Wherever the string "Code" occurs in a line of these records, report that line.
------------------------------------------------
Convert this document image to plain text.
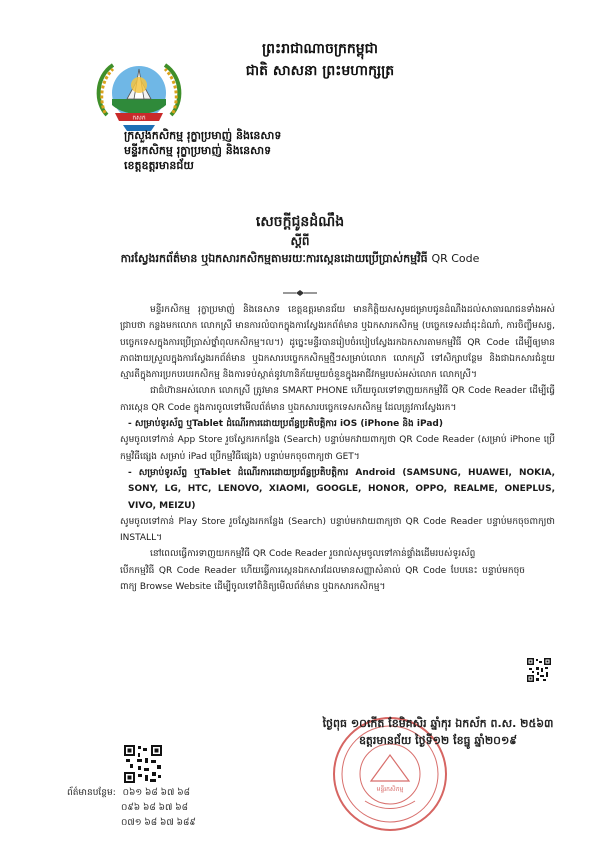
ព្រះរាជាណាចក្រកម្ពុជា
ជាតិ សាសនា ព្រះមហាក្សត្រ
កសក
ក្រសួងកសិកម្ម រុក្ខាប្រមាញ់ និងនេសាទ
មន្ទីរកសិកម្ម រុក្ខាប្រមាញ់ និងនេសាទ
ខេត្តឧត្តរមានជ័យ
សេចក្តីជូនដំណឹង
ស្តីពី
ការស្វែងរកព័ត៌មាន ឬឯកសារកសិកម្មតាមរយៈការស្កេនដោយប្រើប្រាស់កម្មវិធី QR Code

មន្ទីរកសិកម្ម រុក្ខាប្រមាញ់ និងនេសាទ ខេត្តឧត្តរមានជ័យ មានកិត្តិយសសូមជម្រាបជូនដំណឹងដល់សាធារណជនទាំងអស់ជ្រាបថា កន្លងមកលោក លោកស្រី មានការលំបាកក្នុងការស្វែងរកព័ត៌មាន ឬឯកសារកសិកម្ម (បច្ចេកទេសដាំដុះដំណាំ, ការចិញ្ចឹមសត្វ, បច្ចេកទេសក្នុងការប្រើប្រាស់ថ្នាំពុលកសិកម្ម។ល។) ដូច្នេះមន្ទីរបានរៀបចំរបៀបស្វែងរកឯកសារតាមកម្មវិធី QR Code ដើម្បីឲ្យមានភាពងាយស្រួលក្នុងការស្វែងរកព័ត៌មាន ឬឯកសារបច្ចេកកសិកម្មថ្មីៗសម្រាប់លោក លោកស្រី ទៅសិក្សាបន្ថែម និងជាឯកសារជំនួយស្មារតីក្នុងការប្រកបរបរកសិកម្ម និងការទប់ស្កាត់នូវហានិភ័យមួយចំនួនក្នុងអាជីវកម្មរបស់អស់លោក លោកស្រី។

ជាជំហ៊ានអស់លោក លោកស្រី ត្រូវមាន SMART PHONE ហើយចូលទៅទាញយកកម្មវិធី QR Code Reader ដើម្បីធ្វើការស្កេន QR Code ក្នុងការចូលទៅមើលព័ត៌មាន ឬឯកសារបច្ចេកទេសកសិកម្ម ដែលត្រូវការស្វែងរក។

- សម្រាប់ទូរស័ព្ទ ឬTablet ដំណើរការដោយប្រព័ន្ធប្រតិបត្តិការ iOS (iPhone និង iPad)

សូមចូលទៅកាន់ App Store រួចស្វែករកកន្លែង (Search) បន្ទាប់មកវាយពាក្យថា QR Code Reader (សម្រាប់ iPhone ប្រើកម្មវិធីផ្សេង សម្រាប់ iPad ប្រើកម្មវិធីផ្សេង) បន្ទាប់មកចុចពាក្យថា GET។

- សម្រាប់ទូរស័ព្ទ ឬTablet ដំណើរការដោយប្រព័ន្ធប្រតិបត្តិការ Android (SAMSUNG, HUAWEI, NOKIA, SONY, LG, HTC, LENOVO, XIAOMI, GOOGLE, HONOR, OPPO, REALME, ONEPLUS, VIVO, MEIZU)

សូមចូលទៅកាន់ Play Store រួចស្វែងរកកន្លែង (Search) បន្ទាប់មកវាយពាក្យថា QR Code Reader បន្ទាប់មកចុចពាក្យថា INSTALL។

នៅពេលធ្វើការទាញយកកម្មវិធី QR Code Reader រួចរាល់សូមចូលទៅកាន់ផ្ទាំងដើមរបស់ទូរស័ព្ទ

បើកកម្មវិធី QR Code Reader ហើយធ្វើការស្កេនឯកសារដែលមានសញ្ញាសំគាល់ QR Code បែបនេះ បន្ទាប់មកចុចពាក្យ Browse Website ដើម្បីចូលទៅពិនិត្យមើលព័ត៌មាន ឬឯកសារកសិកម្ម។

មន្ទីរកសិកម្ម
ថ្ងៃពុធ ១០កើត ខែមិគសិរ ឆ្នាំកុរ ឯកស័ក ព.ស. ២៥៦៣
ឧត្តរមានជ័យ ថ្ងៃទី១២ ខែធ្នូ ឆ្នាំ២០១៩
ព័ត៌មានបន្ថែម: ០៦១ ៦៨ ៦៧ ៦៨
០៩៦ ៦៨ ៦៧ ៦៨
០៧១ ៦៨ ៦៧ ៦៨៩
------------------------------------------------
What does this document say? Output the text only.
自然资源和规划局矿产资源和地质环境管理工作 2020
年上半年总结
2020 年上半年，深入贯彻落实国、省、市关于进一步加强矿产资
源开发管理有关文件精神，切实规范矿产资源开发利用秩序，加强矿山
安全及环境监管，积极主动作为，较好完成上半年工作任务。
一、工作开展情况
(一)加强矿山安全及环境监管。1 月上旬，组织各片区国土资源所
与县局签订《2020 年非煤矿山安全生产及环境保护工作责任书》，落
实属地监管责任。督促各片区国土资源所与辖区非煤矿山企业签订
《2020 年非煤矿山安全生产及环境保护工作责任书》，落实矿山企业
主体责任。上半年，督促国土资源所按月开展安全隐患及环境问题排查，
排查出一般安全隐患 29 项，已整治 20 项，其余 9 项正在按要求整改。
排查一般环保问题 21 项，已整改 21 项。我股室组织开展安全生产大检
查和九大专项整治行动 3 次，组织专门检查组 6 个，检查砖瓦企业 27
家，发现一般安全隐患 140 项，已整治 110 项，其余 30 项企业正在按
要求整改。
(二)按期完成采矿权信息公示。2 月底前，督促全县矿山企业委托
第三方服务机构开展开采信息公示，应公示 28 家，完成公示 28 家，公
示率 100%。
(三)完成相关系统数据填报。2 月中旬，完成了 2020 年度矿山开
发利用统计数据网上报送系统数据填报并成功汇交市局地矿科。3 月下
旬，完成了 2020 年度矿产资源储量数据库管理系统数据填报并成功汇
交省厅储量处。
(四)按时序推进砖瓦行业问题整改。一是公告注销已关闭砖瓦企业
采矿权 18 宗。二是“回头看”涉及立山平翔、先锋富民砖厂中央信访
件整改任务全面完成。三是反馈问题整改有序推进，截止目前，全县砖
------------------------------------------------
WRITTEN REPLY:
ការស្វែងរកព័ត៌មាន ឬឯកសារកសិកម្មតាមរយៈការស្កេនដោយប្រើប្រាស់កម្មវិធី QR Code
មន្ទីរកសិកម្ម រុក្ខាប្រមាញ់ និងនេសាទ ខេត្តឧត្តរមានជ័យ មានកិត្តិយសសូមជម្រាបជូនដំណឹងដល់សាធារណជនទាំងអស់ជ្រាបថា កន្លងមកលោក លោកស្រី មានការលំបាកក្នុងការស្វែងរកព័ត៌មាន ឬឯកសារកសិកម្ម (បច្ចេកទេសដាំដុះដំណាំ, ការចិញ្ចឹមសត្វ, បច្ចេកទេសក្នុងការប្រើប្រាស់ថ្នាំពុលកសិកម្ម។ល។) ដូច្នេះមន្ទីរបានរៀបចំរបៀបស្វែងរកឯកសារតាមកម្មវិធី QR Code ដើម្បីឲ្យមានភាពងាយស្រួលក្នុងការស្វែងរកព័ត៌មាន ឬឯកសារបច្ចេកកសិកម្មថ្មីៗសម្រាប់លោក លោកស្រី ទៅសិក្សាបន្ថែម និងជាឯកសារជំនួយស្មារតីក្នុងការប្រកបរបរកសិកម្ម និងការទប់ស្កាត់នូវហានិភ័យមួយចំនួនក្នុងអាជីវកម្មរបស់អស់លោក លោកស្រី។
ជាជំហ៊ានអស់លោក លោកស្រី ត្រូវមាន SMART PHONE ហើយចូលទៅទាញយកកម្មវិធី QR Code Reader ដើម្បីធ្វើការស្កេន QR Code ក្នុងការចូលទៅមើលព័ត៌មាន ឬឯកសារបច្ចេកទេសកសិកម្ម ដែលត្រូវការស្វែងរក។
សូមចូលទៅកាន់ App Store រួចស្វែករកកន្លែង (Search) បន្ទាប់មកវាយពាក្យថា QR Code Reader (សម្រាប់ iPhone ប្រើកម្មវិធីផ្សេង សម្រាប់ iPad ប្រើកម្មវិធីផ្សេង) បន្ទាប់មកចុចពាក្យថា GET។
សូមចូលទៅកាន់ Play Store រួចស្វែងរកកន្លែង (Search) បន្ទាប់មកវាយពាក្យថា QR Code Reader បន្ទាប់មកចុចពាក្យថា INSTALL។
នៅពេលធ្វើការទាញយកកម្មវិធី QR Code Reader រួចរាល់សូមចូលទៅកាន់ផ្ទាំងដើមរបស់ទូរស័ព្ទ
បើកកម្មវិធី QR Code Reader ហើយធ្វើការស្កេនឯកសារដែលមានសញ្ញាសំគាល់ QR Code បែបនេះ បន្ទាប់មកចុចពាក្យ Browse Website ដើម្បីចូលទៅពិនិត្យមើលព័ត៌មាន ឬឯកសារកសិកម្ម។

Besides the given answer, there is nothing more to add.